▶ Excerpted records

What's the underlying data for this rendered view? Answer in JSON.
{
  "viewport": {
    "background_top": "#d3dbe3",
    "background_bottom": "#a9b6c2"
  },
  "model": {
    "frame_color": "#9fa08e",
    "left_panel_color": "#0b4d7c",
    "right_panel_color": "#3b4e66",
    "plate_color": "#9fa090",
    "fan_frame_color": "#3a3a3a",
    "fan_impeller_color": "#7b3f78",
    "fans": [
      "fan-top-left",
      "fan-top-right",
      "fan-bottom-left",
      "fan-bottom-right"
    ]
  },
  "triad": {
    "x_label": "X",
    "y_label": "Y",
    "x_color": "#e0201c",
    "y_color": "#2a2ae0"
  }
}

▶ What you are asked to do
Nothing should be left out: repeat all of the data exactly.

▶ Expected answer
What's the underlying data for this rendered view? Answer in JSON.
{
  "viewport": {
    "background_top": "#d3dbe3",
    "background_bottom": "#a9b6c2"
  },
  "model": {
    "frame_color": "#9fa08e",
    "left_panel_color": "#0b4d7c",
    "right_panel_color": "#3b4e66",
    "plate_color": "#9fa090",
    "fan_frame_color": "#3a3a3a",
    "fan_impeller_color": "#7b3f78",
    "fans": [
      "fan-top-left",
      "fan-top-right",
      "fan-bottom-left",
      "fan-bottom-right"
    ]
  },
  "triad": {
    "x_label": "X",
    "y_label": "Y",
    "x_color": "#e0201c",
    "y_color": "#2a2ae0"
  }
}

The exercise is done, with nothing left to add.